Directions for this task: Select every line holding the word "name" and copy it.

═════ Input for this task ═════

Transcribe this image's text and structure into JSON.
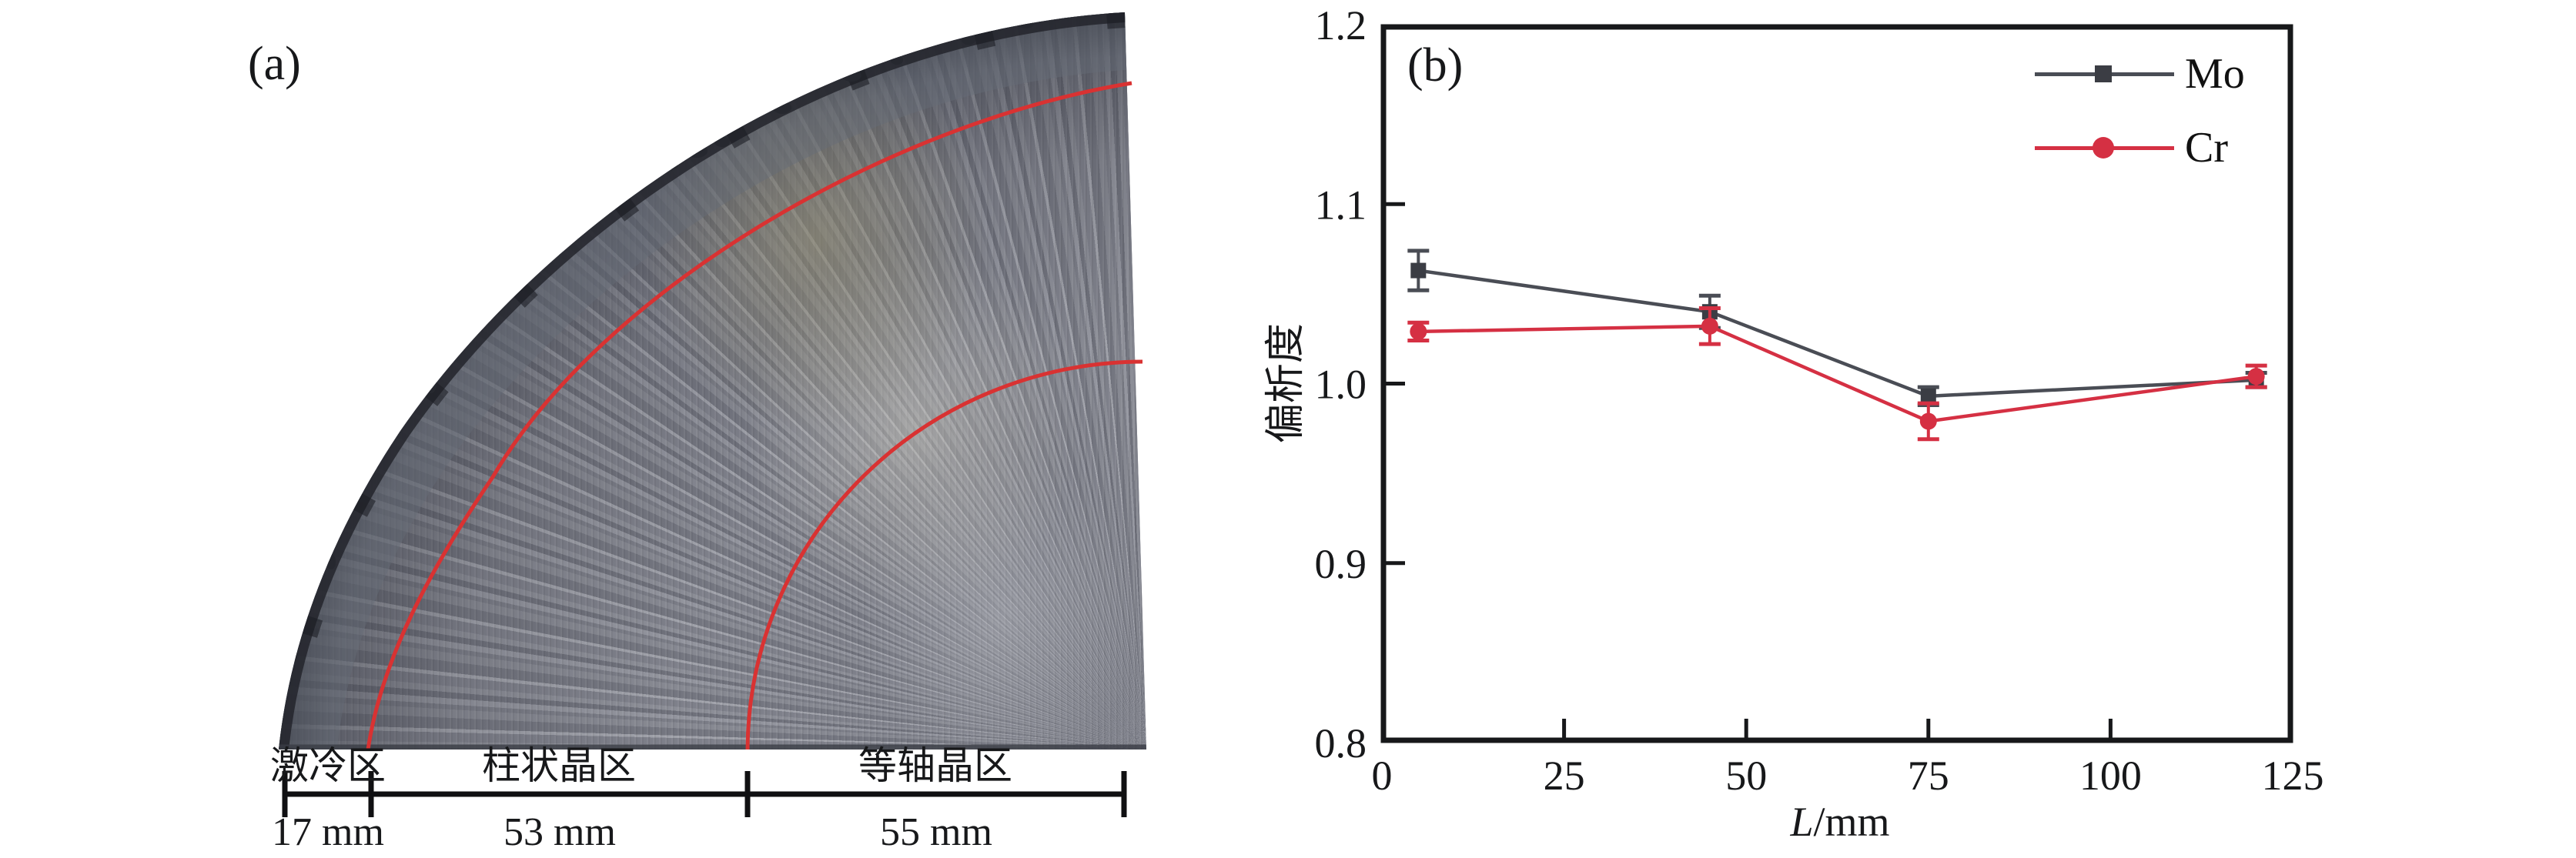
{
  "figure": {
    "panel_a": {
      "label": "(a)",
      "zones": [
        {
          "name": "激冷区",
          "length": "17 mm"
        },
        {
          "name": "柱状晶区",
          "length": "53 mm"
        },
        {
          "name": "等轴晶区",
          "length": "55 mm"
        }
      ]
    },
    "panel_b": {
      "label": "(b)",
      "ylabel": "偏析度",
      "xlabel_var": "L",
      "xlabel_unit": "/mm"
    }
  },
  "chart_data": {
    "type": "line",
    "title": "",
    "xlabel": "L/mm",
    "ylabel": "偏析度",
    "x": [
      5,
      45,
      75,
      120
    ],
    "series": [
      {
        "name": "Mo",
        "values": [
          1.063,
          1.04,
          0.993,
          1.002
        ],
        "errors": [
          0.011,
          0.009,
          0.005,
          0.004
        ],
        "color": "#4a4d55",
        "marker": "square",
        "marker_color": "#3b3d44"
      },
      {
        "name": "Cr",
        "values": [
          1.029,
          1.032,
          0.979,
          1.004
        ],
        "errors": [
          0.005,
          0.01,
          0.01,
          0.006
        ],
        "color": "#d53043",
        "marker": "circle",
        "marker_color": "#d53043"
      }
    ],
    "xlim": [
      0,
      125
    ],
    "ylim": [
      0.8,
      1.2
    ],
    "x_ticks": [
      0,
      25,
      50,
      75,
      100,
      125
    ],
    "y_ticks": [
      "1.2",
      "1.1",
      "1.0",
      "0.9",
      "0.8"
    ],
    "legend_position": "top-right",
    "grid": false
  }
}
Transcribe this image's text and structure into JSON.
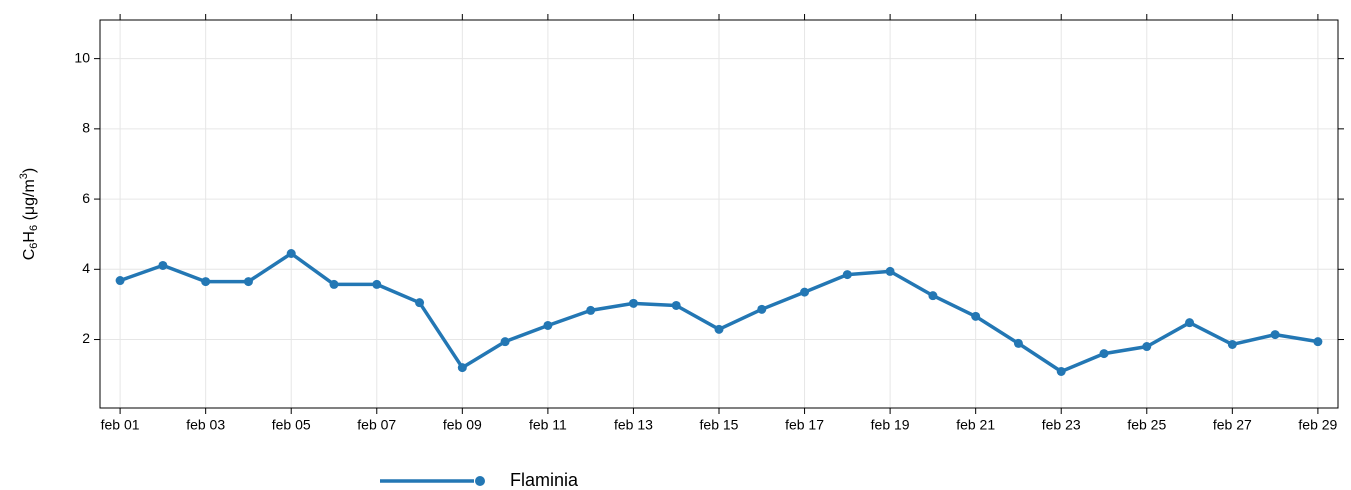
{
  "chart_data": {
    "type": "line",
    "ylabel": [
      "C",
      "6",
      "H",
      "6",
      " (μg/m",
      "3",
      ")"
    ],
    "categories": [
      "feb 01",
      null,
      "feb 03",
      null,
      "feb 05",
      null,
      "feb 07",
      null,
      "feb 09",
      null,
      "feb 11",
      null,
      "feb 13",
      null,
      "feb 15",
      null,
      "feb 17",
      null,
      "feb 19",
      null,
      "feb 21",
      null,
      "feb 23",
      null,
      "feb 25",
      null,
      "feb 27",
      null,
      "feb 29"
    ],
    "series": [
      {
        "name": "Flaminia",
        "color": "#2377b4",
        "values": [
          3.68,
          4.11,
          3.65,
          3.65,
          4.45,
          3.57,
          3.57,
          3.05,
          1.2,
          1.94,
          2.4,
          2.83,
          3.03,
          2.97,
          2.29,
          2.86,
          3.35,
          3.85,
          3.94,
          3.25,
          2.66,
          1.89,
          1.09,
          1.6,
          1.8,
          2.48,
          1.86,
          2.14,
          1.94
        ]
      }
    ],
    "ylim": [
      0.05,
      11.1
    ],
    "yticks": [
      2,
      4,
      6,
      8,
      10
    ],
    "grid": true
  }
}
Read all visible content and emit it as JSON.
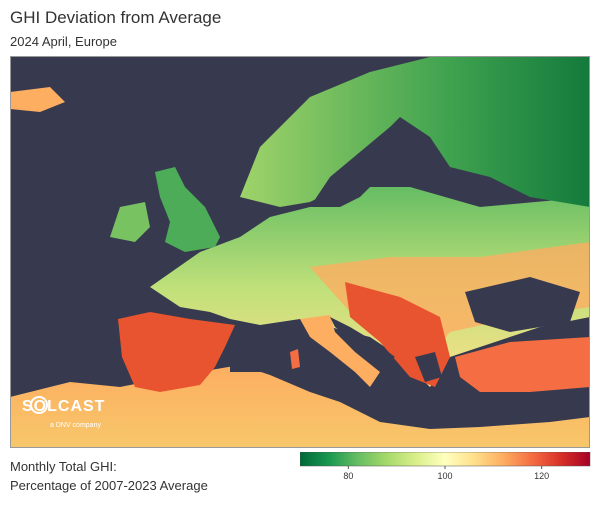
{
  "header": {
    "title": "GHI Deviation from Average",
    "subtitle": "2024 April, Europe"
  },
  "logo": {
    "name": "SOLCAST",
    "tagline": "a DNV company"
  },
  "legend": {
    "label_lines": [
      "Monthly Total GHI:",
      "Percentage of 2007-2023 Average"
    ],
    "range": [
      70,
      130
    ],
    "ticks": [
      80,
      100,
      120
    ],
    "colors": [
      "#006837",
      "#1a9850",
      "#66bd63",
      "#a6d96a",
      "#d9ef8b",
      "#ffffbf",
      "#fee08b",
      "#fdae61",
      "#f46d43",
      "#d73027",
      "#a50026"
    ]
  }
}
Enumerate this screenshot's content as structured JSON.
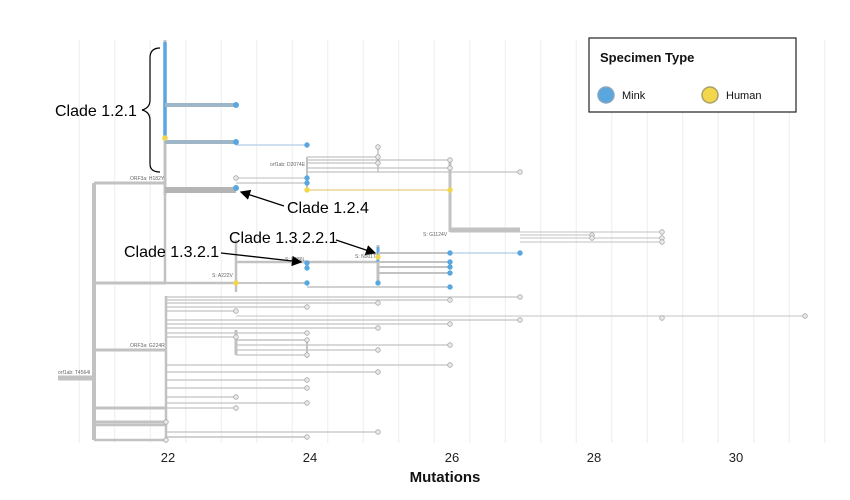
{
  "chart_data": {
    "type": "scatter",
    "xlabel": "Mutations",
    "x_ticks": [
      "22",
      "24",
      "26",
      "28",
      "30"
    ],
    "xlim": [
      20.5,
      31.5
    ],
    "grid": "vertical",
    "legend": {
      "title": "Specimen Type",
      "position": "top-right",
      "items": [
        {
          "label": "Mink",
          "color": "#5aa7e0"
        },
        {
          "label": "Human",
          "color": "#f2d64b"
        }
      ]
    },
    "colors": {
      "mink": "#5aa7e0",
      "human": "#f2d64b",
      "other": "#bdbdbd",
      "branch": "#c2c2c2"
    },
    "branch_labels": [
      "orf1ab: T4564I",
      "ORF3a: G224R",
      "ORF3a: H182Y",
      "orf1ab: D2074E",
      "S: G1124V",
      "S: A222V",
      "S: F486L",
      "S: N501T"
    ],
    "clade_labels": [
      "Clade 1.2.1",
      "Clade 1.2.4",
      "Clade 1.3.2.1",
      "Clade 1.3.2.2.1"
    ]
  }
}
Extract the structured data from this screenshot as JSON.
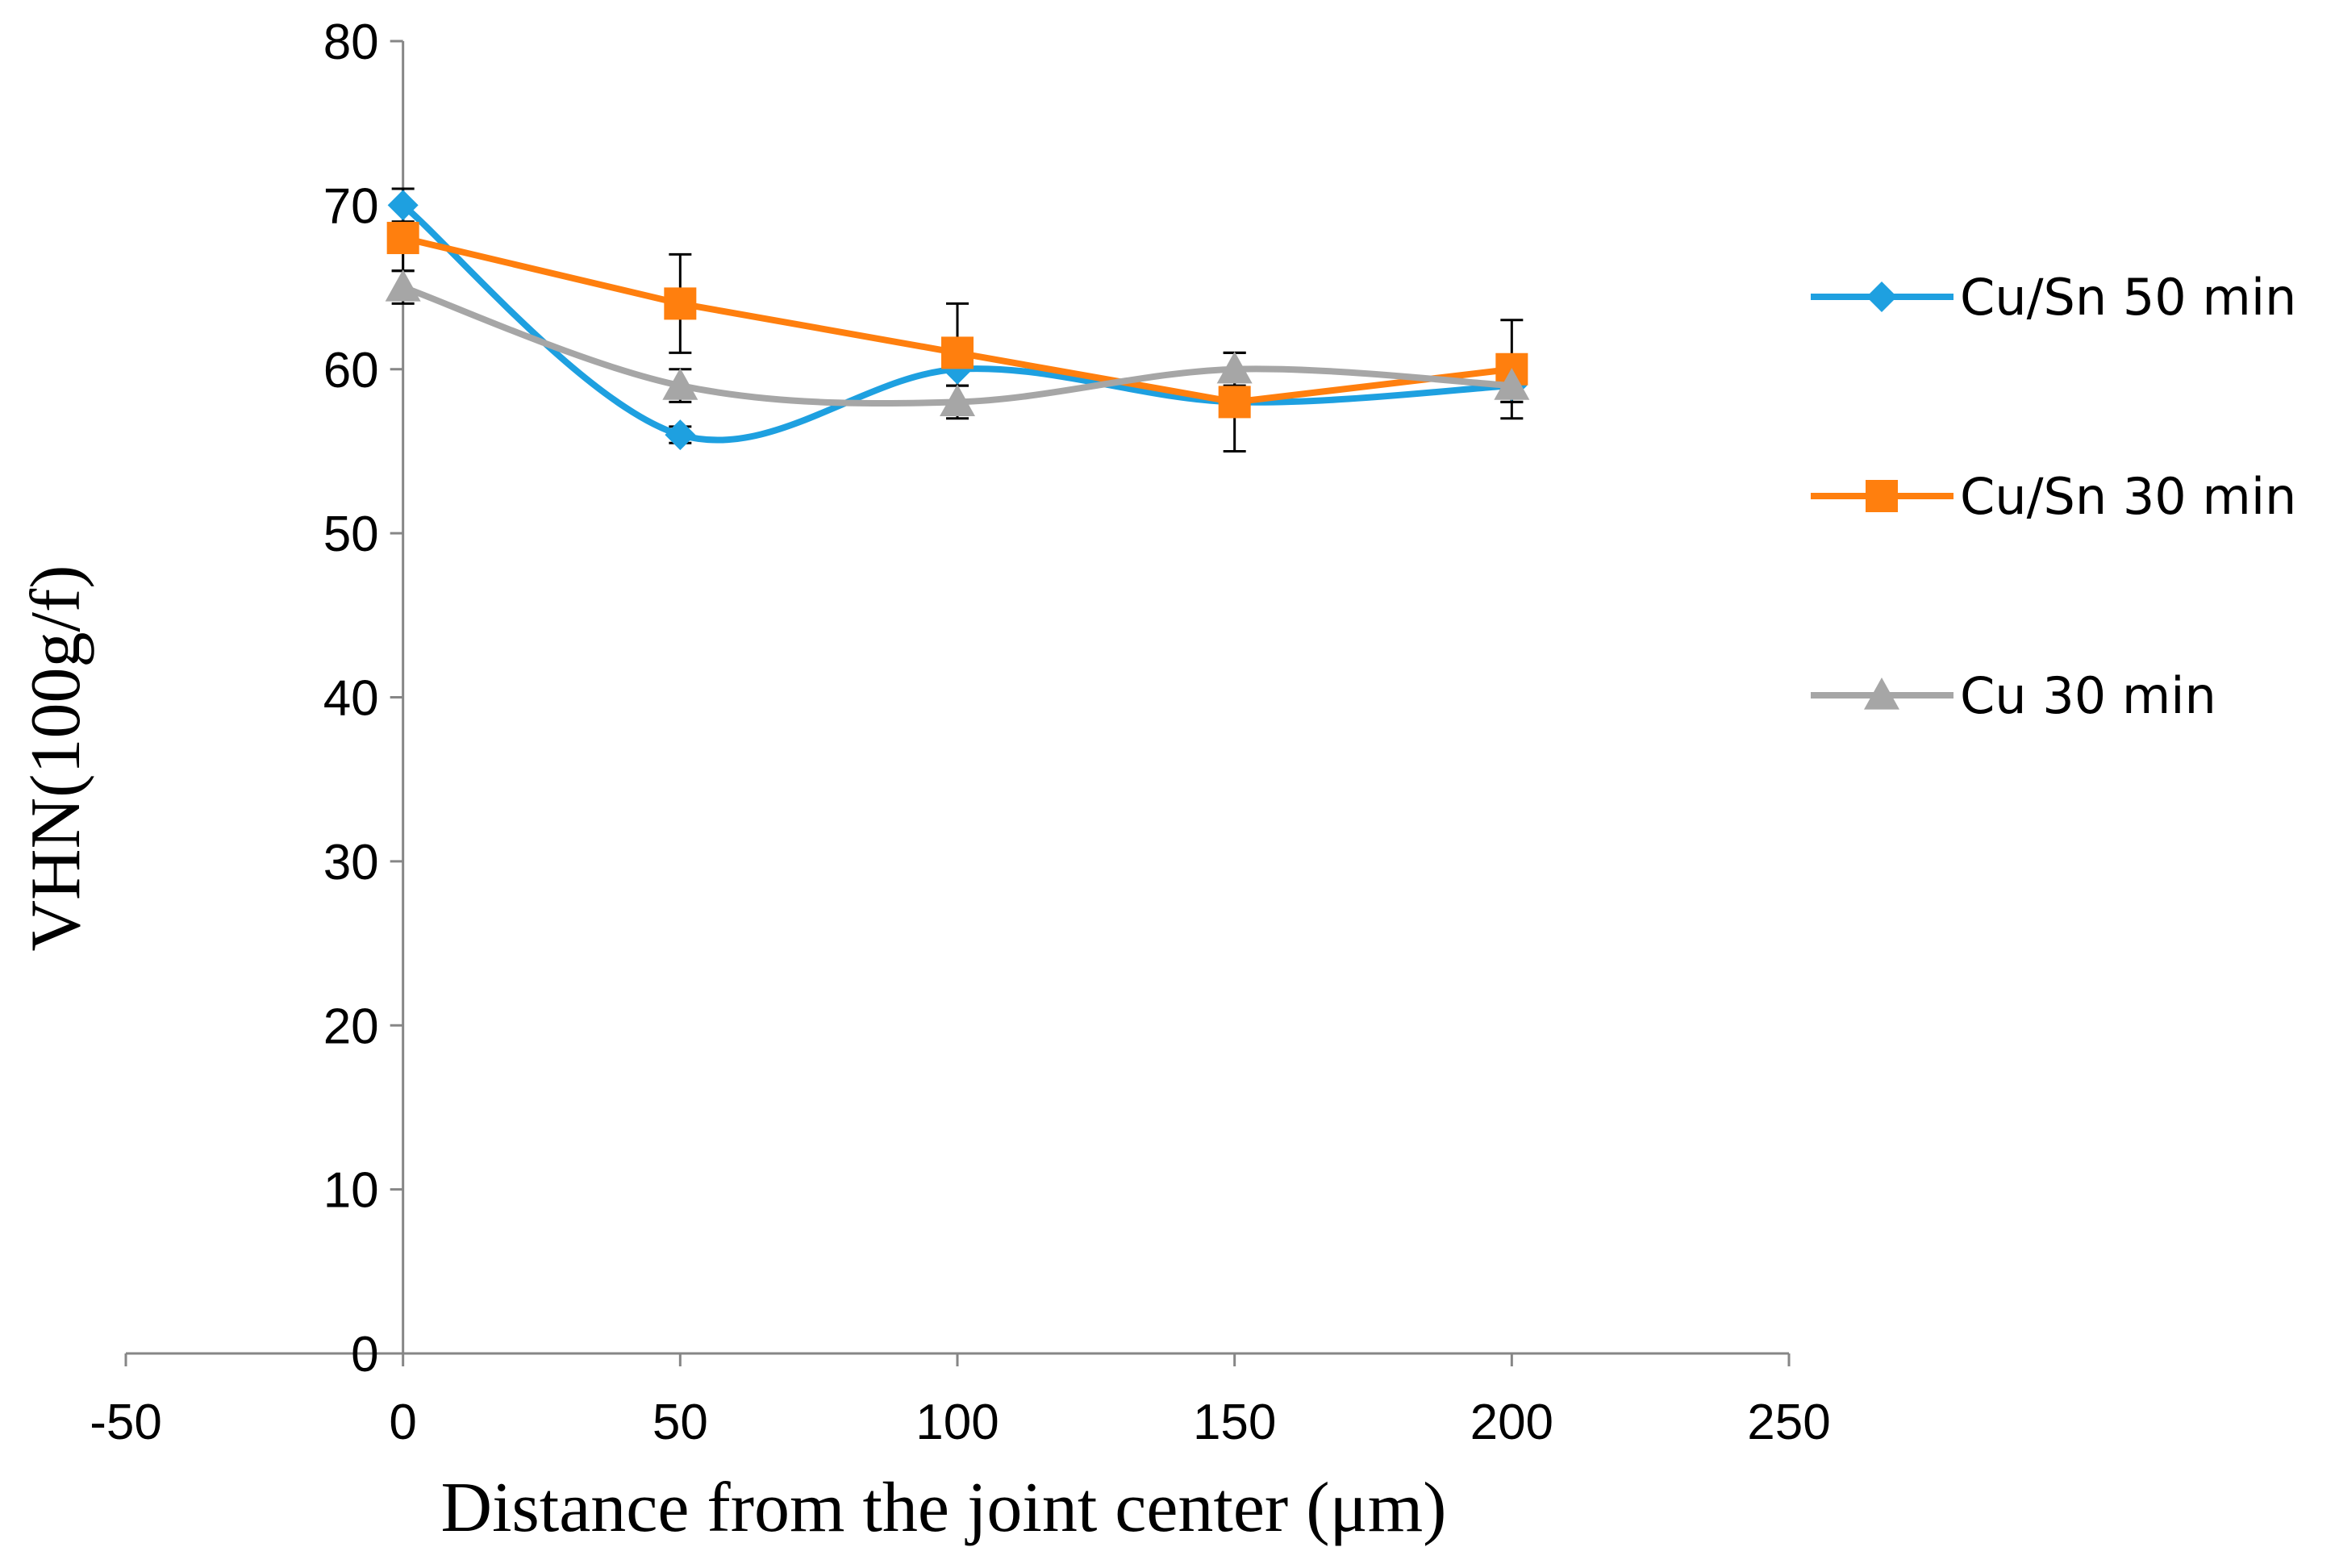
{
  "chart_data": {
    "type": "line",
    "title": "",
    "xlabel": "Distance from the joint center (μm)",
    "ylabel": "VHN(100g/f)",
    "xlim": [
      -50,
      250
    ],
    "ylim": [
      0,
      80
    ],
    "xticks": [
      -50,
      0,
      50,
      100,
      150,
      200,
      250
    ],
    "yticks": [
      0,
      10,
      20,
      30,
      40,
      50,
      60,
      70,
      80
    ],
    "grid": false,
    "legend_position": "right",
    "series": [
      {
        "name": "Cu/Sn 50 min",
        "color": "#1EA0E0",
        "marker": "diamond",
        "smooth": true,
        "x": [
          0,
          50,
          100,
          150,
          200
        ],
        "y": [
          70,
          56,
          60,
          58,
          59
        ],
        "errors": [
          1,
          0.5,
          1,
          0.5,
          1
        ]
      },
      {
        "name": "Cu/Sn 30 min",
        "color": "#FF7F0E",
        "marker": "square",
        "smooth": false,
        "x": [
          0,
          50,
          100,
          150,
          200
        ],
        "y": [
          68,
          64,
          61,
          58,
          60
        ],
        "errors": [
          2,
          3,
          3,
          3,
          3
        ]
      },
      {
        "name": "Cu 30 min",
        "color": "#A6A6A6",
        "marker": "triangle",
        "smooth": true,
        "x": [
          0,
          50,
          100,
          150,
          200
        ],
        "y": [
          65,
          59,
          58,
          60,
          59
        ],
        "errors": [
          1,
          1,
          1,
          1,
          1
        ]
      }
    ]
  }
}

═════

Result:
          "name": "激冷区",
          "name": "柱状晶区",
          "name": "等轴晶区",
        "name": "Mo",
        "name": "Cr",
        "name": "Flaminia",
    "name": "SOLCAST",
        "name": "Cu/Sn 50 min",
        "name": "Cu/Sn 30 min",
        "name": "Cu 30 min",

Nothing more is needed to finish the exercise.